Work to be completed ::
Identify all lines in the listing that include the word "遺伝情報の利用に関する医的", and copy them out.

Data records ::
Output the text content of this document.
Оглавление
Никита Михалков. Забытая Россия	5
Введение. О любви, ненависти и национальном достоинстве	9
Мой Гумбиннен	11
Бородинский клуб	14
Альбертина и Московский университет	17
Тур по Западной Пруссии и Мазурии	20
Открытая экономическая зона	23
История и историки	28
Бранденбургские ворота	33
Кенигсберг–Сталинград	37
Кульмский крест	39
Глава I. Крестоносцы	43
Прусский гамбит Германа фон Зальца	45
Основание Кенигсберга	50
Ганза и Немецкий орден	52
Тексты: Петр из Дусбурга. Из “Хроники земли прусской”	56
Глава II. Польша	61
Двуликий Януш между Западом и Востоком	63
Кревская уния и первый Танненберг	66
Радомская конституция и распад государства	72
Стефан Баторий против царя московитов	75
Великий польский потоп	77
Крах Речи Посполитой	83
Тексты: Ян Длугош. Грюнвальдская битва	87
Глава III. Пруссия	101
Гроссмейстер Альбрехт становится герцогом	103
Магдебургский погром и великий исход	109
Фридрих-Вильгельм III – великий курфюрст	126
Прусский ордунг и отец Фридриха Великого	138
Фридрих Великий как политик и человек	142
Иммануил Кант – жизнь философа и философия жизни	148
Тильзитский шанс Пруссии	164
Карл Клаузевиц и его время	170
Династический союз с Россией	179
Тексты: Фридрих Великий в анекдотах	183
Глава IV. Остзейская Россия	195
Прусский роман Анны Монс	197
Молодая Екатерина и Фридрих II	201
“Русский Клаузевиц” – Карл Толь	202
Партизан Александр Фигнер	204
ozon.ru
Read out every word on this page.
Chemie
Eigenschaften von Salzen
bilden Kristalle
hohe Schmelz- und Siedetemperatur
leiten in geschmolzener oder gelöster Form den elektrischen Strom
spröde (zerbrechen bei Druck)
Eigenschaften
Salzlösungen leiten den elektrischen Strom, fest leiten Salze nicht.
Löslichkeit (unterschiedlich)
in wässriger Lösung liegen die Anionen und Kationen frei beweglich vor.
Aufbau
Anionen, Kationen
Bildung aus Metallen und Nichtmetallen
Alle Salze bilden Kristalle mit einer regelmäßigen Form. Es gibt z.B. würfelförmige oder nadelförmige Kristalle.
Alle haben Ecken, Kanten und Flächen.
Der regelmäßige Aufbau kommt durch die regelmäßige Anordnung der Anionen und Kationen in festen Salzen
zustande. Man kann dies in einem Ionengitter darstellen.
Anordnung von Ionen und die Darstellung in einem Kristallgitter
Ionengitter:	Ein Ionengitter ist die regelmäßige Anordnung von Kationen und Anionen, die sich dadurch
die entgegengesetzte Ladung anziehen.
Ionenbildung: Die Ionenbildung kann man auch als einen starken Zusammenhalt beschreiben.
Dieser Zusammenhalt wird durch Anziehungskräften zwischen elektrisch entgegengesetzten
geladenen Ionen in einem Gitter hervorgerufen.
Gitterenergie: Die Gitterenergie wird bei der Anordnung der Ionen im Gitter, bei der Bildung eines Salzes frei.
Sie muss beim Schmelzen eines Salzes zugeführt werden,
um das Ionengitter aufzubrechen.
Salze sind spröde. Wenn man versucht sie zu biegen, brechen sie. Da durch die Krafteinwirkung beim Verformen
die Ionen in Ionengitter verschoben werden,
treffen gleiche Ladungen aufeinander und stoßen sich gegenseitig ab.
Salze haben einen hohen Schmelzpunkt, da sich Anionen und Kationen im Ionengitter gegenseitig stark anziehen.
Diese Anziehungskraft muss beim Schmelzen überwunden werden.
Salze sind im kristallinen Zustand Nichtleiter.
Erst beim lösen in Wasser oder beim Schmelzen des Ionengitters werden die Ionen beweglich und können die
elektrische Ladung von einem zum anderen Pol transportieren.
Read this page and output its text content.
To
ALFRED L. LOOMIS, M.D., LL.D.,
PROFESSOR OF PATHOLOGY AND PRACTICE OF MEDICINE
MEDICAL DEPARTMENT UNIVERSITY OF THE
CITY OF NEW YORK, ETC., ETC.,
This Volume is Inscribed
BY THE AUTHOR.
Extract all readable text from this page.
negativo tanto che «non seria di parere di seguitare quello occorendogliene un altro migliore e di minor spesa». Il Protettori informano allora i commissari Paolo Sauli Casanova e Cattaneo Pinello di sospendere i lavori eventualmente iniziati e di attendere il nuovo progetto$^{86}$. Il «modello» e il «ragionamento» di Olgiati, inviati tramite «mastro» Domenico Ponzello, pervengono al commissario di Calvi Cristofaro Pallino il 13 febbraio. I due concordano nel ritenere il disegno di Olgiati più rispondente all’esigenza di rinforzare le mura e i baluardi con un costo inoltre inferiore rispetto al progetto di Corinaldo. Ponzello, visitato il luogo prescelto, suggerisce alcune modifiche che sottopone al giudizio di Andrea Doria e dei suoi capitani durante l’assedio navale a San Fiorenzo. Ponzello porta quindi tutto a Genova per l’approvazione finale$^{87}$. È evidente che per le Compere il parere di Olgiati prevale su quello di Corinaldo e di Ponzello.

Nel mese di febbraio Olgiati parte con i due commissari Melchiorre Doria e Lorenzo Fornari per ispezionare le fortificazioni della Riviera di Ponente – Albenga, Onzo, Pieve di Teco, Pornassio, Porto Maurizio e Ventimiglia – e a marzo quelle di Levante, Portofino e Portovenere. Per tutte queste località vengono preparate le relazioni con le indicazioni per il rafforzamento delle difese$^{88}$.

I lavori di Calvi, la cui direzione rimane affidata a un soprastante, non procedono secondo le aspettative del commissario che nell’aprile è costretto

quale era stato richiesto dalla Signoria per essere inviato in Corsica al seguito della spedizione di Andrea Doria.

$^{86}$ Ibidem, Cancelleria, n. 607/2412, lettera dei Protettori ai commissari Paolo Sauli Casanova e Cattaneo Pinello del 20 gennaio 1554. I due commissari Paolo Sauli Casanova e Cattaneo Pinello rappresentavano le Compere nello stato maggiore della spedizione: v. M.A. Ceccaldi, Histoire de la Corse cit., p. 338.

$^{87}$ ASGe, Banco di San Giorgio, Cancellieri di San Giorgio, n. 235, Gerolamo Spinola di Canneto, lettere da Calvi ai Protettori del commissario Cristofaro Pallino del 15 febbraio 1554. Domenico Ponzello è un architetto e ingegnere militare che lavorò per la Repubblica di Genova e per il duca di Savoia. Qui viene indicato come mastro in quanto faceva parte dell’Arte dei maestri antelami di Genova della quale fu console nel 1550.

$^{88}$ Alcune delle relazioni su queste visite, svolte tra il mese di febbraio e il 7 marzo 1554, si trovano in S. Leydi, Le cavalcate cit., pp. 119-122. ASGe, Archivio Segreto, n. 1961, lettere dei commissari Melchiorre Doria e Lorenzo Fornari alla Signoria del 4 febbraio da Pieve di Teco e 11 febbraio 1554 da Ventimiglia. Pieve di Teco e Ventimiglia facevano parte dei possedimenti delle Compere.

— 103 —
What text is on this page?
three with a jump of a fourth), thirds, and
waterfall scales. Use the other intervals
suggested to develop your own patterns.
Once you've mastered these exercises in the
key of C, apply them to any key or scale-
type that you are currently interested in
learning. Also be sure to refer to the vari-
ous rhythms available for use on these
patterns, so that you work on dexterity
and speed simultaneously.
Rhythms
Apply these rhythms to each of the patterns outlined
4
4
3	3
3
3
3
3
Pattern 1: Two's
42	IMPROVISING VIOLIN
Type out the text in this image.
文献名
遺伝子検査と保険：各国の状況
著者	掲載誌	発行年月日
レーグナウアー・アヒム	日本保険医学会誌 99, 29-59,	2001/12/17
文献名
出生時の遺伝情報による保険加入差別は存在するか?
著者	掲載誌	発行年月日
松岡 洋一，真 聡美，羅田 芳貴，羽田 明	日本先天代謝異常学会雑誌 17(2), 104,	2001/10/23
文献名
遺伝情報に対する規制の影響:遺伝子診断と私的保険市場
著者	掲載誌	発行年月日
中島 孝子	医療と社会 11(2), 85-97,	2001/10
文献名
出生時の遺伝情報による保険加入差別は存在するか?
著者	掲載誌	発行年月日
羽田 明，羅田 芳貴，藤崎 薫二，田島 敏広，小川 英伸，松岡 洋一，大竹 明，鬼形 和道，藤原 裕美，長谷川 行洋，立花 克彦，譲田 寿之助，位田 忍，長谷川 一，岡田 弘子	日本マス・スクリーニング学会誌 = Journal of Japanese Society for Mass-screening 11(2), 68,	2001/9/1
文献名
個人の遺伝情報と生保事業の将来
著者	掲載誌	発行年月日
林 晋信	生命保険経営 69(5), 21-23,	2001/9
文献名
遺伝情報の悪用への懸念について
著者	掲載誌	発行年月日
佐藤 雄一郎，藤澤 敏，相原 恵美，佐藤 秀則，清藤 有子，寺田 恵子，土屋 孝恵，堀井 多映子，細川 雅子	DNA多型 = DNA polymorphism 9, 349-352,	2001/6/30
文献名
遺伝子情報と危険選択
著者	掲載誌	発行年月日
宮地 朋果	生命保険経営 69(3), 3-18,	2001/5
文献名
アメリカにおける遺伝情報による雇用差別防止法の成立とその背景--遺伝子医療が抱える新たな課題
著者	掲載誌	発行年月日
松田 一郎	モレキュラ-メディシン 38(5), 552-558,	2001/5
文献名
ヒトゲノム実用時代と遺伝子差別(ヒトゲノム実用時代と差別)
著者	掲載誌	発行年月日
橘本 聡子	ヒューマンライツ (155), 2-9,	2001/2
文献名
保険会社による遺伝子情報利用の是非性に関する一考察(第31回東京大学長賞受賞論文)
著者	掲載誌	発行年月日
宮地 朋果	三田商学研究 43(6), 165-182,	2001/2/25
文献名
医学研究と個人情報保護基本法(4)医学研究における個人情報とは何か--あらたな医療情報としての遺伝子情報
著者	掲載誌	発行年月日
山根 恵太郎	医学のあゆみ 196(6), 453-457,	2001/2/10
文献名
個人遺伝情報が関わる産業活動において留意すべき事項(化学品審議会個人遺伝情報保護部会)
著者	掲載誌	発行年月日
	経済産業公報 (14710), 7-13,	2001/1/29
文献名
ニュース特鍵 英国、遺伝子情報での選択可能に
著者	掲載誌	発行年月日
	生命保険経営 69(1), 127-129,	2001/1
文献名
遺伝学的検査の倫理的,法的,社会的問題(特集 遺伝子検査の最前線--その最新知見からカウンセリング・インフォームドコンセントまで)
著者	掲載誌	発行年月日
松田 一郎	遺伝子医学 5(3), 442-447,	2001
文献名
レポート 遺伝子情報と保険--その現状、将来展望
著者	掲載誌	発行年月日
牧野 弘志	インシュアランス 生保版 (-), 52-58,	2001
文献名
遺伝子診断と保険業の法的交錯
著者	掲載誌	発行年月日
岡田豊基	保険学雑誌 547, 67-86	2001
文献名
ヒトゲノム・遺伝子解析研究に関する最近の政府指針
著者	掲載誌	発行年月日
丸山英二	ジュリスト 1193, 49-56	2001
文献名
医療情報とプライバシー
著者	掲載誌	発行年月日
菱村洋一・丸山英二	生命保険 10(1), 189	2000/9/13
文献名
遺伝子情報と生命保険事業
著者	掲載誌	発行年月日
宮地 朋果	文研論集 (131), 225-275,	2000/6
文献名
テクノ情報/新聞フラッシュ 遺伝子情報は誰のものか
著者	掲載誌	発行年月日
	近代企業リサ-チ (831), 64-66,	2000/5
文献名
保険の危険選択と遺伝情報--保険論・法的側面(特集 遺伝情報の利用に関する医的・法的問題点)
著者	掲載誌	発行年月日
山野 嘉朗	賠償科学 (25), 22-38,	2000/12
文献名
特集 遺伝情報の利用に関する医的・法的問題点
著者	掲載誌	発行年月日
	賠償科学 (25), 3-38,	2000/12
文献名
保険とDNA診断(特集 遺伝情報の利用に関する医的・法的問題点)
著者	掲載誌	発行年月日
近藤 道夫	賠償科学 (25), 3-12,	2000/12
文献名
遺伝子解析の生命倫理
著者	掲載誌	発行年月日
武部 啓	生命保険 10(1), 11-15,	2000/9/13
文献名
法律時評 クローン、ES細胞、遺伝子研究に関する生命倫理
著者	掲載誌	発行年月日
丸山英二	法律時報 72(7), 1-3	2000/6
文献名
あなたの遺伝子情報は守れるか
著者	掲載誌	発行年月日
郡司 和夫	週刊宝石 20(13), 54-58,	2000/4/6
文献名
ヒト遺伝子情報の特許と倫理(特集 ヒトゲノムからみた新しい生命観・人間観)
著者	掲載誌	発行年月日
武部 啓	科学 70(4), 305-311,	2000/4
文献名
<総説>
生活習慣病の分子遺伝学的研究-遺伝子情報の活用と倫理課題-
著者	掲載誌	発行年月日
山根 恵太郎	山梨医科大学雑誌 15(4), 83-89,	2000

Result of this task ::
保険の危険選択と遺伝情報--保険論・法的側面(特集 遺伝情報の利用に関する医的・法的問題点)
特集 遺伝情報の利用に関する医的・法的問題点
保険とDNA診断(特集 遺伝情報の利用に関する医的・法的問題点)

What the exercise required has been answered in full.